** Start Records to use **
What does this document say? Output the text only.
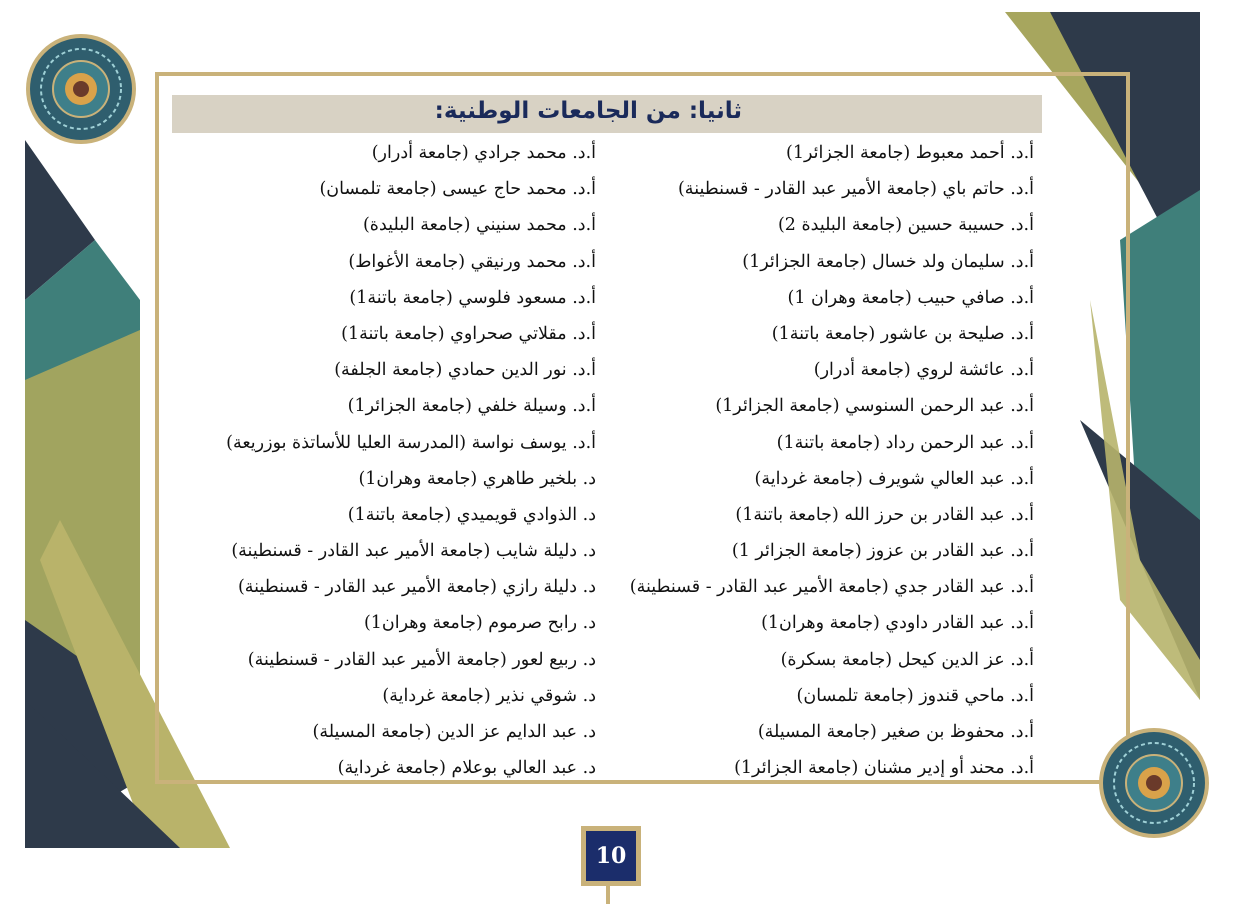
ثانيا: من الجامعات الوطنية:
أ.د. أحمد معبوط (جامعة الجزائر1)
أ.د. حاتم باي (جامعة الأمير عبد القادر - قسنطينة)
أ.د. حسيبة حسين (جامعة البليدة 2)
أ.د. سليمان ولد خسال (جامعة الجزائر1)
أ.د. صافي حبيب (جامعة وهران 1)
أ.د. صليحة بن عاشور (جامعة باتنة1)
أ.د. عائشة لروي (جامعة أدرار)
أ.د. عبد الرحمن السنوسي (جامعة الجزائر1)
أ.د. عبد الرحمن رداد (جامعة باتنة1)
أ.د. عبد العالي شويرف (جامعة غرداية)
أ.د. عبد القادر بن حرز الله (جامعة باتنة1)
أ.د. عبد القادر بن عزوز (جامعة الجزائر 1)
أ.د. عبد القادر جدي (جامعة الأمير عبد القادر - قسنطينة)
أ.د. عبد القادر داودي (جامعة وهران1)
أ.د. عز الدين كيحل (جامعة بسكرة)
أ.د. ماحي قندوز (جامعة تلمسان)
أ.د. محفوظ بن صغير (جامعة المسيلة)
أ.د. محند أو إدير مشنان (جامعة الجزائر1)
أ.د. محمد جرادي (جامعة أدرار)
أ.د. محمد حاج عيسى (جامعة تلمسان)
أ.د. محمد سنيني (جامعة البليدة)
أ.د. محمد ورنيقي (جامعة الأغواط)
أ.د. مسعود فلوسي (جامعة باتنة1)
أ.د. مقلاتي صحراوي (جامعة باتنة1)
أ.د. نور الدين حمادي (جامعة الجلفة)
أ.د. وسيلة خلفي (جامعة الجزائر1)
أ.د. يوسف نواسة (المدرسة العليا للأساتذة بوزريعة)
د. بلخير طاهري (جامعة وهران1)
د. الذوادي قويميدي (جامعة باتنة1)
د. دليلة شايب (جامعة الأمير عبد القادر - قسنطينة)
د. دليلة رازي (جامعة الأمير عبد القادر - قسنطينة)
د. رابح صرموم (جامعة وهران1)
د. ربيع لعور (جامعة الأمير عبد القادر - قسنطينة)
د. شوقي نذير (جامعة غرداية)
د. عبد الدايم عز الدين (جامعة المسيلة)
د. عبد العالي بوعلام (جامعة غرداية)
10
** End Records to use **
• What is required
Without the pictures, retype the whole of the material above exactly.

• Response for this exercise
What does this document say? Output the text only.
ثانيا: من الجامعات الوطنية:
أ.د. أحمد معبوط (جامعة الجزائر1)
أ.د. حاتم باي (جامعة الأمير عبد القادر - قسنطينة)
أ.د. حسيبة حسين (جامعة البليدة 2)
أ.د. سليمان ولد خسال (جامعة الجزائر1)
أ.د. صافي حبيب (جامعة وهران 1)
أ.د. صليحة بن عاشور (جامعة باتنة1)
أ.د. عائشة لروي (جامعة أدرار)
أ.د. عبد الرحمن السنوسي (جامعة الجزائر1)
أ.د. عبد الرحمن رداد (جامعة باتنة1)
أ.د. عبد العالي شويرف (جامعة غرداية)
أ.د. عبد القادر بن حرز الله (جامعة باتنة1)
أ.د. عبد القادر بن عزوز (جامعة الجزائر 1)
أ.د. عبد القادر جدي (جامعة الأمير عبد القادر - قسنطينة)
أ.د. عبد القادر داودي (جامعة وهران1)
أ.د. عز الدين كيحل (جامعة بسكرة)
أ.د. ماحي قندوز (جامعة تلمسان)
أ.د. محفوظ بن صغير (جامعة المسيلة)
أ.د. محند أو إدير مشنان (جامعة الجزائر1)
أ.د. محمد جرادي (جامعة أدرار)
أ.د. محمد حاج عيسى (جامعة تلمسان)
أ.د. محمد سنيني (جامعة البليدة)
أ.د. محمد ورنيقي (جامعة الأغواط)
أ.د. مسعود فلوسي (جامعة باتنة1)
أ.د. مقلاتي صحراوي (جامعة باتنة1)
أ.د. نور الدين حمادي (جامعة الجلفة)
أ.د. وسيلة خلفي (جامعة الجزائر1)
أ.د. يوسف نواسة (المدرسة العليا للأساتذة بوزريعة)
د. بلخير طاهري (جامعة وهران1)
د. الذوادي قويميدي (جامعة باتنة1)
د. دليلة شايب (جامعة الأمير عبد القادر - قسنطينة)
د. دليلة رازي (جامعة الأمير عبد القادر - قسنطينة)
د. رابح صرموم (جامعة وهران1)
د. ربيع لعور (جامعة الأمير عبد القادر - قسنطينة)
د. شوقي نذير (جامعة غرداية)
د. عبد الدايم عز الدين (جامعة المسيلة)
د. عبد العالي بوعلام (جامعة غرداية)
10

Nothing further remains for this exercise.